Required work: Transcribe the entries exactly; images are not part of the copy.

Material supplied:
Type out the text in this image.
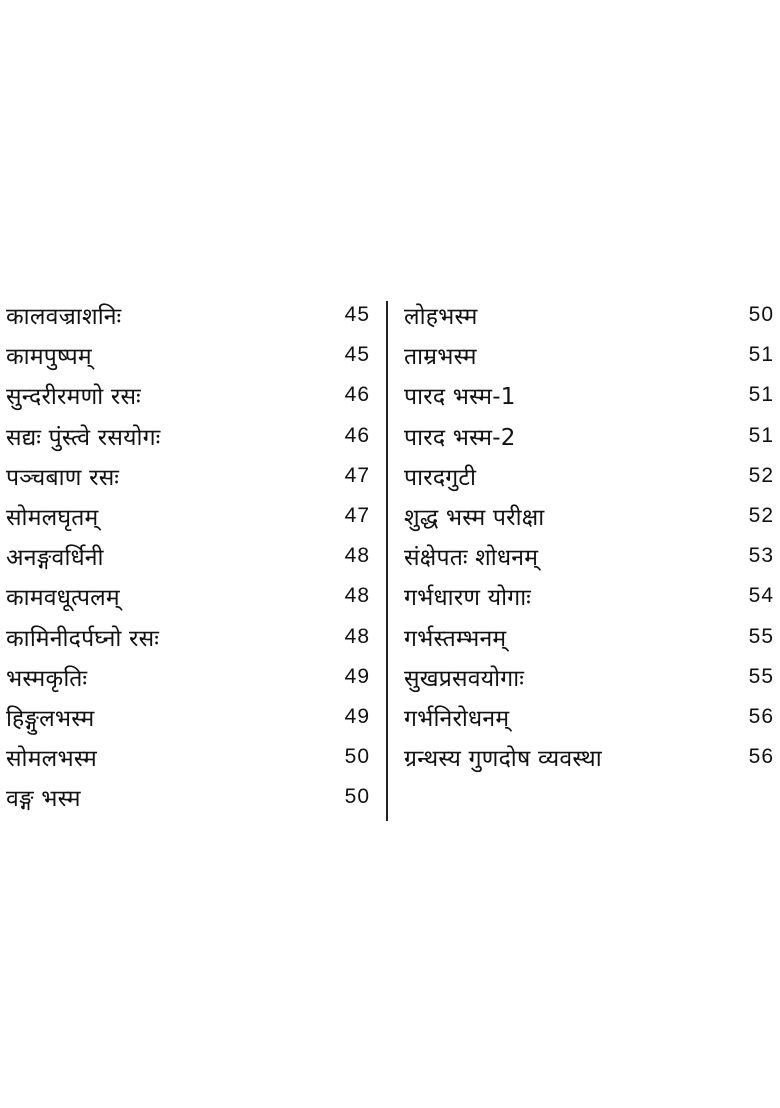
कालवज्राशनिः	45
कामपुष्पम्	45
सुन्दरीरमणो रसः	46
सद्यः पुंस्त्वे रसयोगः	46
पञ्चबाण रसः	47
सोमलघृतम्	47
अनङ्गवर्धिनी	48
कामवधूत्पलम्	48
कामिनीदर्पघ्नो रसः	48
भस्मकृतिः	49
हिङ्गुलभस्म	49
सोमलभस्म	50
वङ्ग भस्म	50
लोहभस्म	50
ताम्रभस्म	51
पारद भस्म-1	51
पारद भस्म-2	51
पारदगुटी	52
शुद्ध भस्म परीक्षा	52
संक्षेपतः शोधनम्	53
गर्भधारण योगाः	54
गर्भस्तम्भनम्	55
सुखप्रसवयोगाः	55
गर्भनिरोधनम्	56
ग्रन्थस्य गुणदोष व्यवस्था	56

Output for this task:
Type out the text in this image.
कालवज्राशनिः	45
कामपुष्पम्	45
सुन्दरीरमणो रसः	46
सद्यः पुंस्त्वे रसयोगः	46
पञ्चबाण रसः	47
सोमलघृतम्	47
अनङ्गवर्धिनी	48
कामवधूत्पलम्	48
कामिनीदर्पघ्नो रसः	48
भस्मकृतिः	49
हिङ्गुलभस्म	49
सोमलभस्म	50
वङ्ग भस्म	50
लोहभस्म	50
ताम्रभस्म	51
पारद भस्म-1	51
पारद भस्म-2	51
पारदगुटी	52
शुद्ध भस्म परीक्षा	52
संक्षेपतः शोधनम्	53
गर्भधारण योगाः	54
गर्भस्तम्भनम्	55
सुखप्रसवयोगाः	55
गर्भनिरोधनम्	56
ग्रन्थस्य गुणदोष व्यवस्था	56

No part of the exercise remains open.